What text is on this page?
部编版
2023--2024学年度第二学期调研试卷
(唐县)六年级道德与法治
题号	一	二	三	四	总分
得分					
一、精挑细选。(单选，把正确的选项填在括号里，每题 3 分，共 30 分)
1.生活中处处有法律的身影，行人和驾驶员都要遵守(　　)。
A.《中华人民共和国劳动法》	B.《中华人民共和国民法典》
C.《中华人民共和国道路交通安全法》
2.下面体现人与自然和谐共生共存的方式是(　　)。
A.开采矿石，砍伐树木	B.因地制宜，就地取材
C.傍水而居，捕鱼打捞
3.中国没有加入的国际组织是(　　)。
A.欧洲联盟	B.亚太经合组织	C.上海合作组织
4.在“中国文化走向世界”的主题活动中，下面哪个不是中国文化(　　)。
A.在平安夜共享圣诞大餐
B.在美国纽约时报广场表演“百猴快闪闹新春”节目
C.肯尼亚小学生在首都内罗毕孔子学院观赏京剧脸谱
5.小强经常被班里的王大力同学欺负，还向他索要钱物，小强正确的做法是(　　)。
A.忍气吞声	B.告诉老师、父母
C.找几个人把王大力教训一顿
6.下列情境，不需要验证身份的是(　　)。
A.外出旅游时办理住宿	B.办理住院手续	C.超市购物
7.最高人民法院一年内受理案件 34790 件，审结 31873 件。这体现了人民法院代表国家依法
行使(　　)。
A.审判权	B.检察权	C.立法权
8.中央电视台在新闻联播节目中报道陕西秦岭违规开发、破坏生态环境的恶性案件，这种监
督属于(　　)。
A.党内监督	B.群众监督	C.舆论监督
__________________________________________________
Extract every entry in the listing word for word.

What text is on this page?
部编版
2023--2024学年度第二学期调研试卷
(唐县)六年级道德与法治
题号	一	二	三	四	总分
得分					
一、精挑细选。(单选，把正确的选项填在括号里，每题 3 分，共 30 分)
1.生活中处处有法律的身影，行人和驾驶员都要遵守(　　)。
A.《中华人民共和国劳动法》	B.《中华人民共和国民法典》
C.《中华人民共和国道路交通安全法》
2.下面体现人与自然和谐共生共存的方式是(　　)。
A.开采矿石，砍伐树木	B.因地制宜，就地取材
C.傍水而居，捕鱼打捞
3.中国没有加入的国际组织是(　　)。
A.欧洲联盟	B.亚太经合组织	C.上海合作组织
4.在“中国文化走向世界”的主题活动中，下面哪个不是中国文化(　　)。
A.在平安夜共享圣诞大餐
B.在美国纽约时报广场表演“百猴快闪闹新春”节目
C.肯尼亚小学生在首都内罗毕孔子学院观赏京剧脸谱
5.小强经常被班里的王大力同学欺负，还向他索要钱物，小强正确的做法是(　　)。
A.忍气吞声	B.告诉老师、父母
C.找几个人把王大力教训一顿
6.下列情境，不需要验证身份的是(　　)。
A.外出旅游时办理住宿	B.办理住院手续	C.超市购物
7.最高人民法院一年内受理案件 34790 件，审结 31873 件。这体现了人民法院代表国家依法
行使(　　)。
A.审判权	B.检察权	C.立法权
8.中央电视台在新闻联播节目中报道陕西秦岭违规开发、破坏生态环境的恶性案件，这种监
督属于(　　)。
A.党内监督	B.群众监督	C.舆论监督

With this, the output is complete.